Begin DATA FOR THIS TASK

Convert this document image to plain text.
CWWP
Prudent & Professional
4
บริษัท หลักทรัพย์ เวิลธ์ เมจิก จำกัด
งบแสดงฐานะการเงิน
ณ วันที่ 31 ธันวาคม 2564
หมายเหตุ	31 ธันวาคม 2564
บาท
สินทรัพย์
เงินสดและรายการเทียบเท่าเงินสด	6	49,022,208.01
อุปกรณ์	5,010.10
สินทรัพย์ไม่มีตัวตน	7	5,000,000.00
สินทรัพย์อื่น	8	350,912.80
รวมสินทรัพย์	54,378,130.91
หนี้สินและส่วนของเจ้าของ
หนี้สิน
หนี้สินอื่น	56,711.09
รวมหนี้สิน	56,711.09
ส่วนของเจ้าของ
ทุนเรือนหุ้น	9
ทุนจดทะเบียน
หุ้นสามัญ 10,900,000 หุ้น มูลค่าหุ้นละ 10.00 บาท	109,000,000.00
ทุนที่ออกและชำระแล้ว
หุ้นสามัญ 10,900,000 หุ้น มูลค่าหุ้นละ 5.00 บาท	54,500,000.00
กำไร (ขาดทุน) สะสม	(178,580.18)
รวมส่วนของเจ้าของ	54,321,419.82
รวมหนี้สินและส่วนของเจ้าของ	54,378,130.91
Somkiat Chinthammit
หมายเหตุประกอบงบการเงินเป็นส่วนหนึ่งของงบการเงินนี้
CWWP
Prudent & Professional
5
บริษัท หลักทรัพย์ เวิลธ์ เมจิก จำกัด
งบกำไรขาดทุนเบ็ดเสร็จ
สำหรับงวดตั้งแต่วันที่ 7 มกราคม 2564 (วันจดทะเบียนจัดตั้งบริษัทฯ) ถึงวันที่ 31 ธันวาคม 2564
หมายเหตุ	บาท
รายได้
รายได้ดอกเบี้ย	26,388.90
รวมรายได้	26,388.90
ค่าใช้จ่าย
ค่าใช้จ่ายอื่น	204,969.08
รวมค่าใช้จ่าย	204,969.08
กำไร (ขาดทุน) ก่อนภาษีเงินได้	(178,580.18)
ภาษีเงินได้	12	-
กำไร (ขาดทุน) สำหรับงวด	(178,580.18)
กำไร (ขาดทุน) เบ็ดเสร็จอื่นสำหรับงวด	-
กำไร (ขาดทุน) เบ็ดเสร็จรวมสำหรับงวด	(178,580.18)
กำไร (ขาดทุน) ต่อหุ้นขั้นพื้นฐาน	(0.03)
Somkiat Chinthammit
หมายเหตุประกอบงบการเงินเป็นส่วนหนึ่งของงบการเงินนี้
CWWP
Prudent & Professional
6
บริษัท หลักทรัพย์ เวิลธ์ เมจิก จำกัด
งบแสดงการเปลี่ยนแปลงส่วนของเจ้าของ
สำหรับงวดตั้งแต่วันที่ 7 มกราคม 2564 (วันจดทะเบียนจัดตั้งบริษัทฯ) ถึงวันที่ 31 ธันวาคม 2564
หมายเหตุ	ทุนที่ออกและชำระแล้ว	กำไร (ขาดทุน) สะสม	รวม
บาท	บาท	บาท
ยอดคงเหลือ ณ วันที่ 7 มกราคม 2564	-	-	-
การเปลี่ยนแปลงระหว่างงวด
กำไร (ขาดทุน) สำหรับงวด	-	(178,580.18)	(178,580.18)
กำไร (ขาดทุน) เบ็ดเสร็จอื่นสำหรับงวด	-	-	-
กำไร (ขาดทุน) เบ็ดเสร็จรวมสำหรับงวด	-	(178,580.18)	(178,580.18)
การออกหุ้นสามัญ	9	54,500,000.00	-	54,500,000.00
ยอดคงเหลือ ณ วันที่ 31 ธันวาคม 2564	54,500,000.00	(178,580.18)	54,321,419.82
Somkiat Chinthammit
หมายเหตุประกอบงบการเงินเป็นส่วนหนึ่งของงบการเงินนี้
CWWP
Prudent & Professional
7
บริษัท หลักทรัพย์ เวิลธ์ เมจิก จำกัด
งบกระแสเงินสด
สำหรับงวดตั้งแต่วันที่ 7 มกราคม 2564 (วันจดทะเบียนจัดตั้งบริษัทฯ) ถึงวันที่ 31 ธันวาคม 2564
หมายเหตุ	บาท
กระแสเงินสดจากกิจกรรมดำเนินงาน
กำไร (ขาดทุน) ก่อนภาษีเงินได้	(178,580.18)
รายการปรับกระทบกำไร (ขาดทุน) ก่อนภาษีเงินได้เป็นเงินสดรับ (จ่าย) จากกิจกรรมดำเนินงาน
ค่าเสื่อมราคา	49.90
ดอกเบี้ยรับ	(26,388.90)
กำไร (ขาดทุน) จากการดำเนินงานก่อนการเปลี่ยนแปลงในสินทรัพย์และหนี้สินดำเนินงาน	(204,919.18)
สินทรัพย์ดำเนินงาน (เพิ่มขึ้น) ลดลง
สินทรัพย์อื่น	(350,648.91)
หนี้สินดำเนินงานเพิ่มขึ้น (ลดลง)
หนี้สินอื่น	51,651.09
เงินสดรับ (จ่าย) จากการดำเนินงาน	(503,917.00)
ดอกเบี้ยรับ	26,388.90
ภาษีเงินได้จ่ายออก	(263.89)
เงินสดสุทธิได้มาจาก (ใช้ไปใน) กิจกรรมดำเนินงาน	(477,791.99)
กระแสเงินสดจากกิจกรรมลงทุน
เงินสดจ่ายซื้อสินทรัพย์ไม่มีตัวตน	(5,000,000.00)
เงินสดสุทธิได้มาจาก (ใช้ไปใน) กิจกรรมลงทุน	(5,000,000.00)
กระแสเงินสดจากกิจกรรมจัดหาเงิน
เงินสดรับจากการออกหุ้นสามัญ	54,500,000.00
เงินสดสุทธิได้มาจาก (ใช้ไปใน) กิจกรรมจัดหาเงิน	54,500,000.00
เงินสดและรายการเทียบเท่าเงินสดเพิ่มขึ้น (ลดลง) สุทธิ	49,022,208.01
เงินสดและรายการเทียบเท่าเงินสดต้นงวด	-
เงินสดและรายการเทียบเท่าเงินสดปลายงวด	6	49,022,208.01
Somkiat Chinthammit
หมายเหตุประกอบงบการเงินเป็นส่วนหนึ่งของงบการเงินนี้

End DATA FOR THIS TASK

Copy all the records above exactly, missing none.

Convert this document image to plain text.
CWWP
Prudent & Professional
4
บริษัท หลักทรัพย์ เวิลธ์ เมจิก จำกัด
งบแสดงฐานะการเงิน
ณ วันที่ 31 ธันวาคม 2564
หมายเหตุ	31 ธันวาคม 2564
บาท
สินทรัพย์
เงินสดและรายการเทียบเท่าเงินสด	6	49,022,208.01
อุปกรณ์	5,010.10
สินทรัพย์ไม่มีตัวตน	7	5,000,000.00
สินทรัพย์อื่น	8	350,912.80
รวมสินทรัพย์	54,378,130.91
หนี้สินและส่วนของเจ้าของ
หนี้สิน
หนี้สินอื่น	56,711.09
รวมหนี้สิน	56,711.09
ส่วนของเจ้าของ
ทุนเรือนหุ้น	9
ทุนจดทะเบียน
หุ้นสามัญ 10,900,000 หุ้น มูลค่าหุ้นละ 10.00 บาท	109,000,000.00
ทุนที่ออกและชำระแล้ว
หุ้นสามัญ 10,900,000 หุ้น มูลค่าหุ้นละ 5.00 บาท	54,500,000.00
กำไร (ขาดทุน) สะสม	(178,580.18)
รวมส่วนของเจ้าของ	54,321,419.82
รวมหนี้สินและส่วนของเจ้าของ	54,378,130.91
Somkiat Chinthammit
หมายเหตุประกอบงบการเงินเป็นส่วนหนึ่งของงบการเงินนี้
CWWP
Prudent & Professional
5
บริษัท หลักทรัพย์ เวิลธ์ เมจิก จำกัด
งบกำไรขาดทุนเบ็ดเสร็จ
สำหรับงวดตั้งแต่วันที่ 7 มกราคม 2564 (วันจดทะเบียนจัดตั้งบริษัทฯ) ถึงวันที่ 31 ธันวาคม 2564
หมายเหตุ	บาท
รายได้
รายได้ดอกเบี้ย	26,388.90
รวมรายได้	26,388.90
ค่าใช้จ่าย
ค่าใช้จ่ายอื่น	204,969.08
รวมค่าใช้จ่าย	204,969.08
กำไร (ขาดทุน) ก่อนภาษีเงินได้	(178,580.18)
ภาษีเงินได้	12	-
กำไร (ขาดทุน) สำหรับงวด	(178,580.18)
กำไร (ขาดทุน) เบ็ดเสร็จอื่นสำหรับงวด	-
กำไร (ขาดทุน) เบ็ดเสร็จรวมสำหรับงวด	(178,580.18)
กำไร (ขาดทุน) ต่อหุ้นขั้นพื้นฐาน	(0.03)
Somkiat Chinthammit
หมายเหตุประกอบงบการเงินเป็นส่วนหนึ่งของงบการเงินนี้
CWWP
Prudent & Professional
6
บริษัท หลักทรัพย์ เวิลธ์ เมจิก จำกัด
งบแสดงการเปลี่ยนแปลงส่วนของเจ้าของ
สำหรับงวดตั้งแต่วันที่ 7 มกราคม 2564 (วันจดทะเบียนจัดตั้งบริษัทฯ) ถึงวันที่ 31 ธันวาคม 2564
หมายเหตุ	ทุนที่ออกและชำระแล้ว	กำไร (ขาดทุน) สะสม	รวม
บาท	บาท	บาท
ยอดคงเหลือ ณ วันที่ 7 มกราคม 2564	-	-	-
การเปลี่ยนแปลงระหว่างงวด
กำไร (ขาดทุน) สำหรับงวด	-	(178,580.18)	(178,580.18)
กำไร (ขาดทุน) เบ็ดเสร็จอื่นสำหรับงวด	-	-	-
กำไร (ขาดทุน) เบ็ดเสร็จรวมสำหรับงวด	-	(178,580.18)	(178,580.18)
การออกหุ้นสามัญ	9	54,500,000.00	-	54,500,000.00
ยอดคงเหลือ ณ วันที่ 31 ธันวาคม 2564	54,500,000.00	(178,580.18)	54,321,419.82
Somkiat Chinthammit
หมายเหตุประกอบงบการเงินเป็นส่วนหนึ่งของงบการเงินนี้
CWWP
Prudent & Professional
7
บริษัท หลักทรัพย์ เวิลธ์ เมจิก จำกัด
งบกระแสเงินสด
สำหรับงวดตั้งแต่วันที่ 7 มกราคม 2564 (วันจดทะเบียนจัดตั้งบริษัทฯ) ถึงวันที่ 31 ธันวาคม 2564
หมายเหตุ	บาท
กระแสเงินสดจากกิจกรรมดำเนินงาน
กำไร (ขาดทุน) ก่อนภาษีเงินได้	(178,580.18)
รายการปรับกระทบกำไร (ขาดทุน) ก่อนภาษีเงินได้เป็นเงินสดรับ (จ่าย) จากกิจกรรมดำเนินงาน
ค่าเสื่อมราคา	49.90
ดอกเบี้ยรับ	(26,388.90)
กำไร (ขาดทุน) จากการดำเนินงานก่อนการเปลี่ยนแปลงในสินทรัพย์และหนี้สินดำเนินงาน	(204,919.18)
สินทรัพย์ดำเนินงาน (เพิ่มขึ้น) ลดลง
สินทรัพย์อื่น	(350,648.91)
หนี้สินดำเนินงานเพิ่มขึ้น (ลดลง)
หนี้สินอื่น	51,651.09
เงินสดรับ (จ่าย) จากการดำเนินงาน	(503,917.00)
ดอกเบี้ยรับ	26,388.90
ภาษีเงินได้จ่ายออก	(263.89)
เงินสดสุทธิได้มาจาก (ใช้ไปใน) กิจกรรมดำเนินงาน	(477,791.99)
กระแสเงินสดจากกิจกรรมลงทุน
เงินสดจ่ายซื้อสินทรัพย์ไม่มีตัวตน	(5,000,000.00)
เงินสดสุทธิได้มาจาก (ใช้ไปใน) กิจกรรมลงทุน	(5,000,000.00)
กระแสเงินสดจากกิจกรรมจัดหาเงิน
เงินสดรับจากการออกหุ้นสามัญ	54,500,000.00
เงินสดสุทธิได้มาจาก (ใช้ไปใน) กิจกรรมจัดหาเงิน	54,500,000.00
เงินสดและรายการเทียบเท่าเงินสดเพิ่มขึ้น (ลดลง) สุทธิ	49,022,208.01
เงินสดและรายการเทียบเท่าเงินสดต้นงวด	-
เงินสดและรายการเทียบเท่าเงินสดปลายงวด	6	49,022,208.01
Somkiat Chinthammit
หมายเหตุประกอบงบการเงินเป็นส่วนหนึ่งของงบการเงินนี้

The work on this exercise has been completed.